* The task *
Transcribe the records that follow, preserving every word.

(Stored data)
↓
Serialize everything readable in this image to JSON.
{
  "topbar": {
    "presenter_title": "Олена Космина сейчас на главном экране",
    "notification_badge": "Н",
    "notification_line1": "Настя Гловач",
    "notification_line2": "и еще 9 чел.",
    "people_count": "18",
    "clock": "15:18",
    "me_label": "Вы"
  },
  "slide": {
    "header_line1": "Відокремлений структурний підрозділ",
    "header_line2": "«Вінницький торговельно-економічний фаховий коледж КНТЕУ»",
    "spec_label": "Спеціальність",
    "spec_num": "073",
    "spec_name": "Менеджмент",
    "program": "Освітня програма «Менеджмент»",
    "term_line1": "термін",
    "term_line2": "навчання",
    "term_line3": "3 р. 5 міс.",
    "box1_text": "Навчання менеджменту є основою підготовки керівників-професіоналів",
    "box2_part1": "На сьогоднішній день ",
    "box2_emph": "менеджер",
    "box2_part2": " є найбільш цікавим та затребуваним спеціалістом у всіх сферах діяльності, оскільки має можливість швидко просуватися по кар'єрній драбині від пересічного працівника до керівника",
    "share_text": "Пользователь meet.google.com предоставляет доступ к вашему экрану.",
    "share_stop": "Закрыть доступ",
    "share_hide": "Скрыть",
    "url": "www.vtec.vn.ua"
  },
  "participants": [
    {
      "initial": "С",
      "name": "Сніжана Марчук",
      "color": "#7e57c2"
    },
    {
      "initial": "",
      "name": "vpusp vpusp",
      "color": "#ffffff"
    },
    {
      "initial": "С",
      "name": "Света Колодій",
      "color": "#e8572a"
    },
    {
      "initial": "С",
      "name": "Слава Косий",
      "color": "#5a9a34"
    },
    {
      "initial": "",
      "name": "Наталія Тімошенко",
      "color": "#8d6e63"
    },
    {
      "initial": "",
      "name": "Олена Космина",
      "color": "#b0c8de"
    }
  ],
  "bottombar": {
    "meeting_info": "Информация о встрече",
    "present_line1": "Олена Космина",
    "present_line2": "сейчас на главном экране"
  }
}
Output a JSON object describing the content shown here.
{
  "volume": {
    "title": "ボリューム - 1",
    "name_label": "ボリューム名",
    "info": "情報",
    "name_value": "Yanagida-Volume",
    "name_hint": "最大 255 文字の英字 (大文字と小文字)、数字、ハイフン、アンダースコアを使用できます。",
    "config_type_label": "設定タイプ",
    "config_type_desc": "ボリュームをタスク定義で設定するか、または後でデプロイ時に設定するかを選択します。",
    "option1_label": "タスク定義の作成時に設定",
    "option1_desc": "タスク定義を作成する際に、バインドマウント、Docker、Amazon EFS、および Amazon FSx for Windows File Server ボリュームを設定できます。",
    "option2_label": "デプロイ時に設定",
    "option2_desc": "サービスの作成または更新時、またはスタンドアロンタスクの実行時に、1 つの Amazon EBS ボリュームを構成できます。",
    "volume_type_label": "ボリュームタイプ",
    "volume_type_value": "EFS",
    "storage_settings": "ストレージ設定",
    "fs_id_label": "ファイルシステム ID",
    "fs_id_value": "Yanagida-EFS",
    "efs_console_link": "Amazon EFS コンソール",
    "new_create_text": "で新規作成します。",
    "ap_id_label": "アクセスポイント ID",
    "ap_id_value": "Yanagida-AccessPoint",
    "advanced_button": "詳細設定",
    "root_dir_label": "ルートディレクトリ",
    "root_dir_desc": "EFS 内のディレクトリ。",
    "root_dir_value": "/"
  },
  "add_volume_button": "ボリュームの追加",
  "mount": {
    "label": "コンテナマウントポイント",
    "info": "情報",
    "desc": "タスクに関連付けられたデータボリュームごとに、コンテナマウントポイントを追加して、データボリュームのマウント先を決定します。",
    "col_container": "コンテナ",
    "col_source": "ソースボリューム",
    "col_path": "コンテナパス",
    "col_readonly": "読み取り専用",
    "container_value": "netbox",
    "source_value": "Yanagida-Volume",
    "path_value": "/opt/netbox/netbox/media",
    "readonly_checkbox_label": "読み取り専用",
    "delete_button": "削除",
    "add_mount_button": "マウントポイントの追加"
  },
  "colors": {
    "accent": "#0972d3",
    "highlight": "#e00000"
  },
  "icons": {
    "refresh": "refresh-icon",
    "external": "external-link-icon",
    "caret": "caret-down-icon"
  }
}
↑
* Written response *
Serialize everything readable in this image to JSON.
{
  "topbar": {
    "presenter_title": "Олена Космина сейчас на главном экране",
    "notification_badge": "Н",
    "notification_line1": "Настя Гловач",
    "notification_line2": "и еще 9 чел.",
    "people_count": "18",
    "clock": "15:18",
    "me_label": "Вы"
  },
  "slide": {
    "header_line1": "Відокремлений структурний підрозділ",
    "header_line2": "«Вінницький торговельно-економічний фаховий коледж КНТЕУ»",
    "spec_label": "Спеціальність",
    "spec_num": "073",
    "spec_name": "Менеджмент",
    "program": "Освітня програма «Менеджмент»",
    "term_line1": "термін",
    "term_line2": "навчання",
    "term_line3": "3 р. 5 міс.",
    "box1_text": "Навчання менеджменту є основою підготовки керівників-професіоналів",
    "box2_part1": "На сьогоднішній день ",
    "box2_emph": "менеджер",
    "box2_part2": " є найбільш цікавим та затребуваним спеціалістом у всіх сферах діяльності, оскільки має можливість швидко просуватися по кар'єрній драбині від пересічного працівника до керівника",
    "share_text": "Пользователь meet.google.com предоставляет доступ к вашему экрану.",
    "share_stop": "Закрыть доступ",
    "share_hide": "Скрыть",
    "url": "www.vtec.vn.ua"
  },
  "participants": [
    {
      "initial": "С",
      "name": "Сніжана Марчук",
      "color": "#7e57c2"
    },
    {
      "initial": "",
      "name": "vpusp vpusp",
      "color": "#ffffff"
    },
    {
      "initial": "С",
      "name": "Света Колодій",
      "color": "#e8572a"
    },
    {
      "initial": "С",
      "name": "Слава Косий",
      "color": "#5a9a34"
    },
    {
      "initial": "",
      "name": "Наталія Тімошенко",
      "color": "#8d6e63"
    },
    {
      "initial": "",
      "name": "Олена Космина",
      "color": "#b0c8de"
    }
  ],
  "bottombar": {
    "meeting_info": "Информация о встрече",
    "present_line1": "Олена Космина",
    "present_line2": "сейчас на главном экране"
  }
}
Output a JSON object describing the content shown here.
{
  "volume": {
    "title": "ボリューム - 1",
    "name_label": "ボリューム名",
    "info": "情報",
    "name_value": "Yanagida-Volume",
    "name_hint": "最大 255 文字の英字 (大文字と小文字)、数字、ハイフン、アンダースコアを使用できます。",
    "config_type_label": "設定タイプ",
    "config_type_desc": "ボリュームをタスク定義で設定するか、または後でデプロイ時に設定するかを選択します。",
    "option1_label": "タスク定義の作成時に設定",
    "option1_desc": "タスク定義を作成する際に、バインドマウント、Docker、Amazon EFS、および Amazon FSx for Windows File Server ボリュームを設定できます。",
    "option2_label": "デプロイ時に設定",
    "option2_desc": "サービスの作成または更新時、またはスタンドアロンタスクの実行時に、1 つの Amazon EBS ボリュームを構成できます。",
    "volume_type_label": "ボリュームタイプ",
    "volume_type_value": "EFS",
    "storage_settings": "ストレージ設定",
    "fs_id_label": "ファイルシステム ID",
    "fs_id_value": "Yanagida-EFS",
    "efs_console_link": "Amazon EFS コンソール",
    "new_create_text": "で新規作成します。",
    "ap_id_label": "アクセスポイント ID",
    "ap_id_value": "Yanagida-AccessPoint",
    "advanced_button": "詳細設定",
    "root_dir_label": "ルートディレクトリ",
    "root_dir_desc": "EFS 内のディレクトリ。",
    "root_dir_value": "/"
  },
  "add_volume_button": "ボリュームの追加",
  "mount": {
    "label": "コンテナマウントポイント",
    "info": "情報",
    "desc": "タスクに関連付けられたデータボリュームごとに、コンテナマウントポイントを追加して、データボリュームのマウント先を決定します。",
    "col_container": "コンテナ",
    "col_source": "ソースボリューム",
    "col_path": "コンテナパス",
    "col_readonly": "読み取り専用",
    "container_value": "netbox",
    "source_value": "Yanagida-Volume",
    "path_value": "/opt/netbox/netbox/media",
    "readonly_checkbox_label": "読み取り専用",
    "delete_button": "削除",
    "add_mount_button": "マウントポイントの追加"
  },
  "colors": {
    "accent": "#0972d3",
    "highlight": "#e00000"
  },
  "icons": {
    "refresh": "refresh-icon",
    "external": "external-link-icon",
    "caret": "caret-down-icon"
  }
}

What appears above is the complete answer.